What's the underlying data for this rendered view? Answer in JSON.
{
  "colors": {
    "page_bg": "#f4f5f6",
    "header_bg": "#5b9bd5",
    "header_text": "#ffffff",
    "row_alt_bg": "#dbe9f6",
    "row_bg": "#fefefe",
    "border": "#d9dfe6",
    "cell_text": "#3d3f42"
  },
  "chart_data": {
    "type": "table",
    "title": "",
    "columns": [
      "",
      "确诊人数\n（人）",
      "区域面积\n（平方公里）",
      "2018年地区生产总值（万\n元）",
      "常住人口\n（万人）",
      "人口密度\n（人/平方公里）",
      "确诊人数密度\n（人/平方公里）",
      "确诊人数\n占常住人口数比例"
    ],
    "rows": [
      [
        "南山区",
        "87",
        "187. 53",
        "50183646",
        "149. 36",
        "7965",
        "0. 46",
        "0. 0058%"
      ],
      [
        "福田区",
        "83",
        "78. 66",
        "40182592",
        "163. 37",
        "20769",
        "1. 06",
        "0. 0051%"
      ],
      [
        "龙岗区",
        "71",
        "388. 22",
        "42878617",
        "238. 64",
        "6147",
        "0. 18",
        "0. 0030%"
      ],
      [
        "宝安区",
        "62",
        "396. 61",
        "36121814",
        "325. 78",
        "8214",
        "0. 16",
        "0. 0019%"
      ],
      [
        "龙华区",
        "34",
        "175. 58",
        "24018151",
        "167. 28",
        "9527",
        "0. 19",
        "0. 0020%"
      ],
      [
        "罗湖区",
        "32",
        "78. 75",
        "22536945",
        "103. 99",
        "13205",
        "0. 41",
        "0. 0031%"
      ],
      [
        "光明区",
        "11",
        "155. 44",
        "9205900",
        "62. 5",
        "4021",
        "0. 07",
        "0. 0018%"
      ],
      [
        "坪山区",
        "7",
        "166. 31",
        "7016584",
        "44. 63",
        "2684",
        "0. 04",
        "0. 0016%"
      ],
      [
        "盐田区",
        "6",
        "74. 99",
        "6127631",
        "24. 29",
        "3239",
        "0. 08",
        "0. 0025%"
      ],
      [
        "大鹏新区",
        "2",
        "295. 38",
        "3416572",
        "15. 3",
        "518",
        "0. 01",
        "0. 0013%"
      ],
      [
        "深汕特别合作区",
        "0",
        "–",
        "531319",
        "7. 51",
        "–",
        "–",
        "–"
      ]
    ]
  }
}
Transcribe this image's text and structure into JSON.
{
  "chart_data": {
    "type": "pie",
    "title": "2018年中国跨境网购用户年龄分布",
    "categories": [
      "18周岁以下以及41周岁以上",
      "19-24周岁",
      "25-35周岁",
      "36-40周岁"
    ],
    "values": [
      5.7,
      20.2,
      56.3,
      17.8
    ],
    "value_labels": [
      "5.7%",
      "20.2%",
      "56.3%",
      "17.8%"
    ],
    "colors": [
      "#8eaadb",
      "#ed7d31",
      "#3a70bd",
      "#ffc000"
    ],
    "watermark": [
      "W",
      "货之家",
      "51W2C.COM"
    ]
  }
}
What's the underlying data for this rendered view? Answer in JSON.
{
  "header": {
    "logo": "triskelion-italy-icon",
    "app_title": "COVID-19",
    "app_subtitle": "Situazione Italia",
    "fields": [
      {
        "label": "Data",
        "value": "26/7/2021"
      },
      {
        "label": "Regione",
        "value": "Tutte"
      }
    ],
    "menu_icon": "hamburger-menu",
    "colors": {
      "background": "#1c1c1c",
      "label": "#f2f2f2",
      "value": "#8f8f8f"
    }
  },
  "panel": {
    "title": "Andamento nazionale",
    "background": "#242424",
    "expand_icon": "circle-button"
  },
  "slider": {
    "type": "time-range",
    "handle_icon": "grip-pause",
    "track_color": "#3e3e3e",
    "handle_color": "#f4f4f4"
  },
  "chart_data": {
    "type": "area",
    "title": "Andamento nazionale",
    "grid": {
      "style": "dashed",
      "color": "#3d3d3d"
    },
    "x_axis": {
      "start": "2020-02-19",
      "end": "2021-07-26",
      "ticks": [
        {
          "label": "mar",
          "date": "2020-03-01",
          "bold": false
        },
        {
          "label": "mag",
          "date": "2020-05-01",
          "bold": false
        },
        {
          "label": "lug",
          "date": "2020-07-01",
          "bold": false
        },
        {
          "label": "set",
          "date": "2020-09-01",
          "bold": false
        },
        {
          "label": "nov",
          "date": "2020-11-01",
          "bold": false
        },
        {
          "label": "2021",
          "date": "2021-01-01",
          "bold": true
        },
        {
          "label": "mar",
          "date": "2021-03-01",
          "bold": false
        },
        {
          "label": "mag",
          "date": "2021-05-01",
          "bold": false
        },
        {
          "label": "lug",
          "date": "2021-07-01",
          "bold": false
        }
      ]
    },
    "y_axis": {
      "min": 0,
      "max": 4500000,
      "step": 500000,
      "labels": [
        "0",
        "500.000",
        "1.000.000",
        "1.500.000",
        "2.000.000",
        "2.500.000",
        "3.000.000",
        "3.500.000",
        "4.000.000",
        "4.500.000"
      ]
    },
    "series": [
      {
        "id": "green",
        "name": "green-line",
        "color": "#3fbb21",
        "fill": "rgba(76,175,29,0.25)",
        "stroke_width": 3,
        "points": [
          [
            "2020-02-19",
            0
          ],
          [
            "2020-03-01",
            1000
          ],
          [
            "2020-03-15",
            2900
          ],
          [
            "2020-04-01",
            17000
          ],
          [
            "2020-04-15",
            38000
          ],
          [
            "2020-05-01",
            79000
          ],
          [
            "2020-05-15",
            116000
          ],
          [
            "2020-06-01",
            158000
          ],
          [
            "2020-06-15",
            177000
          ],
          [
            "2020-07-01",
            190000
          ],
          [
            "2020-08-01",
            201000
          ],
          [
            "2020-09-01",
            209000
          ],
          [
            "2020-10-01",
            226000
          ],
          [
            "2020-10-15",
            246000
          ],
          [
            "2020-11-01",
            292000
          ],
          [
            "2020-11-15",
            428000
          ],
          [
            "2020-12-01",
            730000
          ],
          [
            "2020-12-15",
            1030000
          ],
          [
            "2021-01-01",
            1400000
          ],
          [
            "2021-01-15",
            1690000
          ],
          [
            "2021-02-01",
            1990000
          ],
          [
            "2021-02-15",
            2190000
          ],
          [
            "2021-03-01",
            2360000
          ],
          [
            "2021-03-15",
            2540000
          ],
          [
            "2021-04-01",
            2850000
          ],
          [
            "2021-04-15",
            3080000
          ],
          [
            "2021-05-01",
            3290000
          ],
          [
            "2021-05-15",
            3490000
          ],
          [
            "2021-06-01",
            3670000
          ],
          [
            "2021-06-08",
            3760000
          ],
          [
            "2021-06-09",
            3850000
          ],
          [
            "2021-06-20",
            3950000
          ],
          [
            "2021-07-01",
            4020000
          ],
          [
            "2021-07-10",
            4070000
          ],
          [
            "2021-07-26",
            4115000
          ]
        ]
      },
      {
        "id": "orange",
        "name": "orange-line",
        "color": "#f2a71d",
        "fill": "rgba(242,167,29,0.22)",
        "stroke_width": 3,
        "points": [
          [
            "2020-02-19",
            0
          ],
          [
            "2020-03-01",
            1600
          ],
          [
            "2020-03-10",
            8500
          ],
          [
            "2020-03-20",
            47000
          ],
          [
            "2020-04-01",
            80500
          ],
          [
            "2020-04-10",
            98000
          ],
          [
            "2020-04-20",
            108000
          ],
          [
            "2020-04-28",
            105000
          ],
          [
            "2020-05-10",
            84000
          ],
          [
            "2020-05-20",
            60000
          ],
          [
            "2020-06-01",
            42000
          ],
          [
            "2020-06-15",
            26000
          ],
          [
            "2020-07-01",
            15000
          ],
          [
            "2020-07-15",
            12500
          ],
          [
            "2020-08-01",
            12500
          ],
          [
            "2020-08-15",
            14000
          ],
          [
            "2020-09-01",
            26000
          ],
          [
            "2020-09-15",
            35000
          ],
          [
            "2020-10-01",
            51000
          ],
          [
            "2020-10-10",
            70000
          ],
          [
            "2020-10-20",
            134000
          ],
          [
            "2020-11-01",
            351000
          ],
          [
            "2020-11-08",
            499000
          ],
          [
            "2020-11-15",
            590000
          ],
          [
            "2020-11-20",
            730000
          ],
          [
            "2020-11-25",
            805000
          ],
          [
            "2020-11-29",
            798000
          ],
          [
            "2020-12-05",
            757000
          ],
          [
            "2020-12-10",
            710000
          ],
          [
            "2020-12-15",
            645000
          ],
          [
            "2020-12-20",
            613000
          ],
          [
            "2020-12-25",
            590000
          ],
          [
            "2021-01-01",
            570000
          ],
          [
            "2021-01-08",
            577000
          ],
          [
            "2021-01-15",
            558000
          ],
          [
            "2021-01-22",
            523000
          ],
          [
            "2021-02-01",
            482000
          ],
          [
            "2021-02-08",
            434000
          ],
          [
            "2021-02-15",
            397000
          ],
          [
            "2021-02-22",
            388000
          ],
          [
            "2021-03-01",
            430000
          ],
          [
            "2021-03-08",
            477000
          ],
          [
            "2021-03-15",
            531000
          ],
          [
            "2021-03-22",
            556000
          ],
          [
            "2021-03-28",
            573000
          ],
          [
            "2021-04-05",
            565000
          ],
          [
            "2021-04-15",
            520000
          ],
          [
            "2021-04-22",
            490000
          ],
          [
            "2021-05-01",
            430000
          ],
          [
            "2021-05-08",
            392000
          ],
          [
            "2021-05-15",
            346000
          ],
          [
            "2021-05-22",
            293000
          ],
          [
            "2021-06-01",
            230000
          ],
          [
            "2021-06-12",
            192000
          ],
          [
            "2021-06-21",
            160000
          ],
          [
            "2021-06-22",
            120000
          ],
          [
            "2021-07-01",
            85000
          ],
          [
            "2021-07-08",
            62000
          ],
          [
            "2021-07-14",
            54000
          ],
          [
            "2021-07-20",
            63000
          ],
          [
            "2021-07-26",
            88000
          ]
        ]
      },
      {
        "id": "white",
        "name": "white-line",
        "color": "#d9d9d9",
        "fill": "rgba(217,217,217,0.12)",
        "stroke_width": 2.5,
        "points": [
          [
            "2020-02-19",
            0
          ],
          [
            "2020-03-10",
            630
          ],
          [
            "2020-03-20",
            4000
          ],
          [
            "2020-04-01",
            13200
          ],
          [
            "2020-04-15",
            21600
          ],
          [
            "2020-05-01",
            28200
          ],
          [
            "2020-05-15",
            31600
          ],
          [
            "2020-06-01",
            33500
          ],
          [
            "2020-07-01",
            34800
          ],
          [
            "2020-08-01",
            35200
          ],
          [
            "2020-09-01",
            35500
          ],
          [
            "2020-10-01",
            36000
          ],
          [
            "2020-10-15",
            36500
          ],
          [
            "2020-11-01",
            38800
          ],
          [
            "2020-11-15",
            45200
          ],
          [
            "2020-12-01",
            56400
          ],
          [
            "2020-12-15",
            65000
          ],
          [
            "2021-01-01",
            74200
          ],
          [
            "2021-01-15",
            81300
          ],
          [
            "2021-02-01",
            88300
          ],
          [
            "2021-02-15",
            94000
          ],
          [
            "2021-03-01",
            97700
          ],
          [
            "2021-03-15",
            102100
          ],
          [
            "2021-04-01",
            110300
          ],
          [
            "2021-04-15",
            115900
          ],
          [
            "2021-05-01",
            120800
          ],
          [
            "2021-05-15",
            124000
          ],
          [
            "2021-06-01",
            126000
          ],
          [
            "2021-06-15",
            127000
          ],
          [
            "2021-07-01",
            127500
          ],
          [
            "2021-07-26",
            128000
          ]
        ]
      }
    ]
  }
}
——————
→ **GOAL OF THE EXERCISE**
Extract each line from the entries above that contains the string "平方公里".

→ **COMPLETED TASK**
      "区域面积\n（平方公里）",
      "人口密度\n（人/平方公里）",
      "确诊人数密度\n（人/平方公里）",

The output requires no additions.